## START Items

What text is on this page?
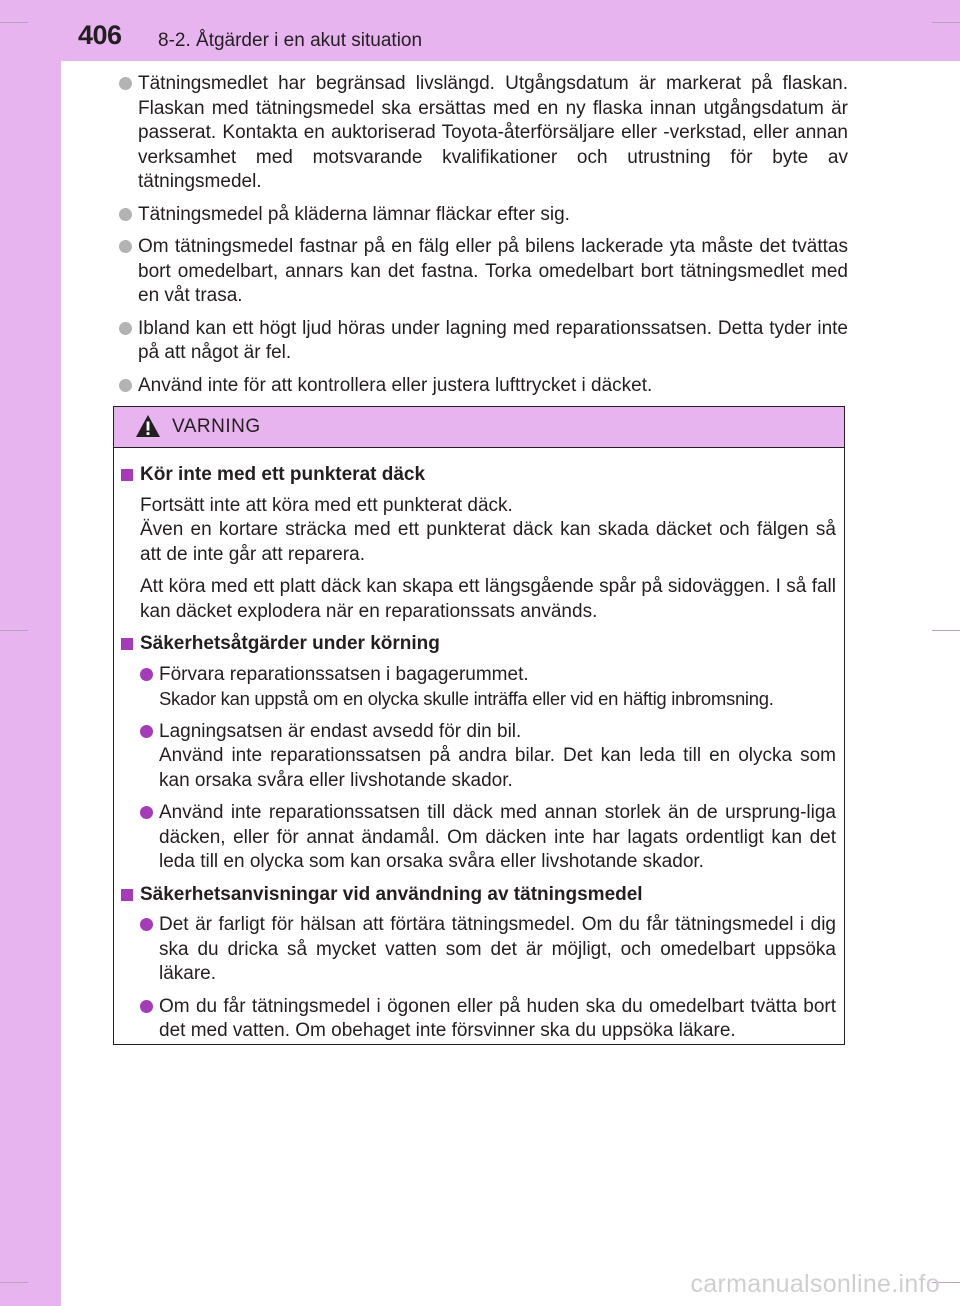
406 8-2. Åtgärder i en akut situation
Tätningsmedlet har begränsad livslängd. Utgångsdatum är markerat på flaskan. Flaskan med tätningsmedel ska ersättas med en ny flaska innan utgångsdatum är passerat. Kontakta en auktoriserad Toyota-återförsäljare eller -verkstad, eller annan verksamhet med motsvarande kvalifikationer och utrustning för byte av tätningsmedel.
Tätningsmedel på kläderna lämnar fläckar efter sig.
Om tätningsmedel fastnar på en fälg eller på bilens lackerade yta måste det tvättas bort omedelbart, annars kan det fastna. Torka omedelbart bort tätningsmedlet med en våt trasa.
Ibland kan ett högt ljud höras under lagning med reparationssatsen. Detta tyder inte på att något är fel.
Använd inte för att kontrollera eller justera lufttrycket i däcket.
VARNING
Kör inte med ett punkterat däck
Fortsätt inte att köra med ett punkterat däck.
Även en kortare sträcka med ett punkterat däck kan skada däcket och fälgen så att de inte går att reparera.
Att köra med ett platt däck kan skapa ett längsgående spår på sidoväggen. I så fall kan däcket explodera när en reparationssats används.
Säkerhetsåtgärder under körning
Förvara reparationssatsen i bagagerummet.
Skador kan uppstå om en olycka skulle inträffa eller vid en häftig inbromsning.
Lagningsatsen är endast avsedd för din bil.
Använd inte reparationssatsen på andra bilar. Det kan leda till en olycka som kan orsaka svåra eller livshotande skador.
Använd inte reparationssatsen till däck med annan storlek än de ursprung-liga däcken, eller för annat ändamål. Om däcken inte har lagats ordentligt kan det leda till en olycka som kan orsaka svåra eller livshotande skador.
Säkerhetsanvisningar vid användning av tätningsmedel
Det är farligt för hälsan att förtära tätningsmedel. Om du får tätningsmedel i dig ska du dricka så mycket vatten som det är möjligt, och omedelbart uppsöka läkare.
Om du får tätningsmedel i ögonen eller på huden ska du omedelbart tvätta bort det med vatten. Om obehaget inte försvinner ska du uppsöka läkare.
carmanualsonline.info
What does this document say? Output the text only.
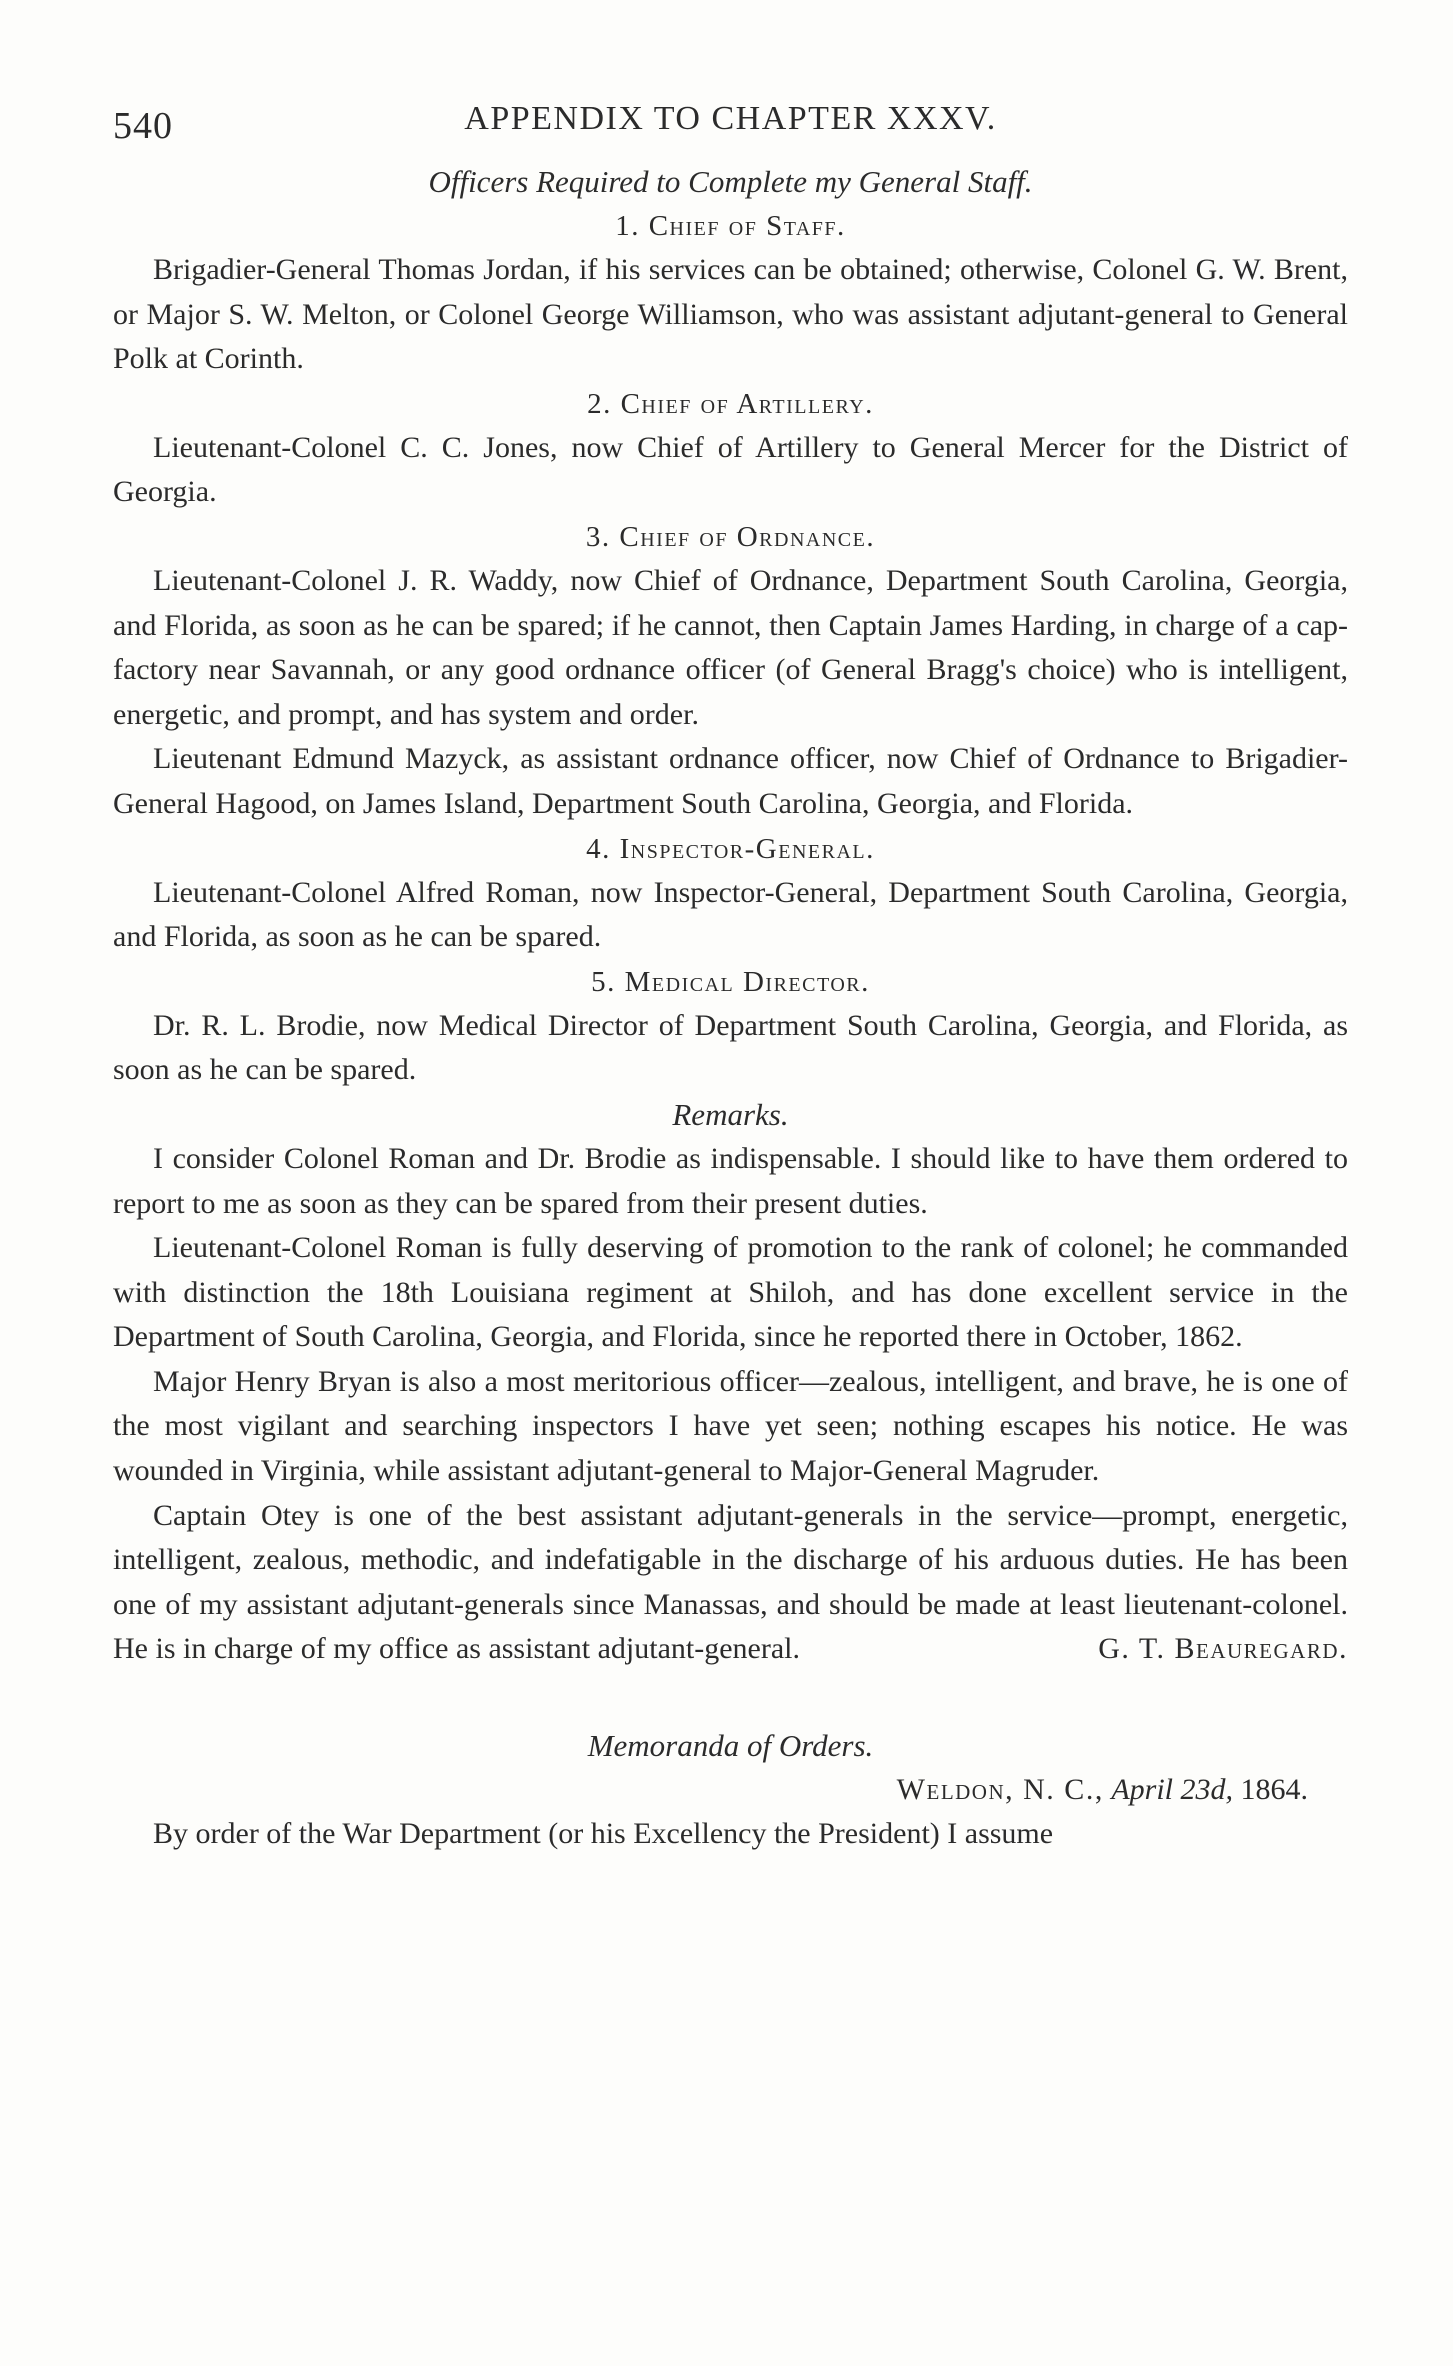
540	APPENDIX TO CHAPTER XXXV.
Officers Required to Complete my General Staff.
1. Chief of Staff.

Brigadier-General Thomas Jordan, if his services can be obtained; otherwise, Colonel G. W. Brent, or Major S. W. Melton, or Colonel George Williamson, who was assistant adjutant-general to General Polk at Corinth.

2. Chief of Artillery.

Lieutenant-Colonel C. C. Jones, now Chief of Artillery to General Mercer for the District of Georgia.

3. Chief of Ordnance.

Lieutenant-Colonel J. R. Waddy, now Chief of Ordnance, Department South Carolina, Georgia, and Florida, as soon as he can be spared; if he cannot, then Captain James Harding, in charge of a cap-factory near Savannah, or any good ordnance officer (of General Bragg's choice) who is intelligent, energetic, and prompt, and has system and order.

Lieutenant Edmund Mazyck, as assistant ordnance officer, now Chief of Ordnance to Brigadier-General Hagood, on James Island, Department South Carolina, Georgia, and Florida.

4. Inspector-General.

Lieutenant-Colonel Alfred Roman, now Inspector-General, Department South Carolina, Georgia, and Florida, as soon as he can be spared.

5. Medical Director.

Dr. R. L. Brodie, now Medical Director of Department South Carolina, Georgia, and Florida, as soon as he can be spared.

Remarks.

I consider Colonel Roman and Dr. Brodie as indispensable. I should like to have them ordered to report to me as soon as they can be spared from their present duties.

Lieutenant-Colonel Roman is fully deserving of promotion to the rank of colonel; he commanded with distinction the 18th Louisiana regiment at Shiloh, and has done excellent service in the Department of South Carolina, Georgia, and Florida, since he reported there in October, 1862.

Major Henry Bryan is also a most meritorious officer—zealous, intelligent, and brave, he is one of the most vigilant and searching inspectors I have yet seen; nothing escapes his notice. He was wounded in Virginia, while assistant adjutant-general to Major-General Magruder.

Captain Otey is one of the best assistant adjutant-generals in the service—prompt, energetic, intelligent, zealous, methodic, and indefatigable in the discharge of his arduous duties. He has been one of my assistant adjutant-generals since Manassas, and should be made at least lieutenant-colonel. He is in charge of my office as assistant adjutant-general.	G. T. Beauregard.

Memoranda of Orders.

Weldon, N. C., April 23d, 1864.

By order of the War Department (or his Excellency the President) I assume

## END Items
## START Items

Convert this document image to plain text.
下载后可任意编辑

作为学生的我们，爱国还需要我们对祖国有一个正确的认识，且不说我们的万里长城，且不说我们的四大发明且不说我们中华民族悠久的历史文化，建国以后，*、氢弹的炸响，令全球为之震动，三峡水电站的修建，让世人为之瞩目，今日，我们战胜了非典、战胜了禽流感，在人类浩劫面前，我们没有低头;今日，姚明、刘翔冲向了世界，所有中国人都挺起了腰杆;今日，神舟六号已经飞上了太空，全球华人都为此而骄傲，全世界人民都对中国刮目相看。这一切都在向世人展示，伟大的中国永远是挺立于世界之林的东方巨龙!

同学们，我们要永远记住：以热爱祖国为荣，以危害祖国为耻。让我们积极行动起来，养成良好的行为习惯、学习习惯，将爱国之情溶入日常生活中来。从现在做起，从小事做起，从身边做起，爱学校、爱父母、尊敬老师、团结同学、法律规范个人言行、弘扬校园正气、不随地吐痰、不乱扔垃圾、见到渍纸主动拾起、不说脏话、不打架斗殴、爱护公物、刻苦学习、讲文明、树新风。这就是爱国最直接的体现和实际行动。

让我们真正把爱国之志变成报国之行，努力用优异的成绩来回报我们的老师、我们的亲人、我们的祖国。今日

## END Items
## START Items

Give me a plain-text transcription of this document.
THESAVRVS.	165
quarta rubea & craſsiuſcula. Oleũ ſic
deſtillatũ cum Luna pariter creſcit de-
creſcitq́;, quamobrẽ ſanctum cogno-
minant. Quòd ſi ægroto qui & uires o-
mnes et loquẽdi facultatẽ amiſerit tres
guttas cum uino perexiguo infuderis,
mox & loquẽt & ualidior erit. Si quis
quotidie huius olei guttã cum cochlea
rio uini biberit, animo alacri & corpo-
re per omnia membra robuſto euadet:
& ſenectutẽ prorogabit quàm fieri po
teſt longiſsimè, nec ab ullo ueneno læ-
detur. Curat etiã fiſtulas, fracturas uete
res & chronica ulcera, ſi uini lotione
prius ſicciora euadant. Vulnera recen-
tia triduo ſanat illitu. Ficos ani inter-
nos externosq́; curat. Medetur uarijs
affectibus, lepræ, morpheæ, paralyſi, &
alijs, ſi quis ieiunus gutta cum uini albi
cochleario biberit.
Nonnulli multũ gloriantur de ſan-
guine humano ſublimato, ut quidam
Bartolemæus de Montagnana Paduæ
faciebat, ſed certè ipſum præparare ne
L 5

## END Items

# [Problem to work on]
Extract, from the material above, each line holding the word "soon".

# [Solution]
Lieutenant-Colonel J. R. Waddy, now Chief of Ordnance, Department South Carolina, Georgia, and Florida, as soon as he can be spared; if he cannot, then Captain James Harding, in charge of a cap-factory near Savannah, or any good ordnance officer (of General Bragg's choice) who is intelligent, energetic, and prompt, and has system and order.
Lieutenant-Colonel Alfred Roman, now Inspector-General, Department South Carolina, Georgia, and Florida, as soon as he can be spared.
Dr. R. L. Brodie, now Medical Director of Department South Carolina, Georgia, and Florida, as soon as he can be spared.
I consider Colonel Roman and Dr. Brodie as indispensable. I should like to have them ordered to report to me as soon as they can be spared from their present duties.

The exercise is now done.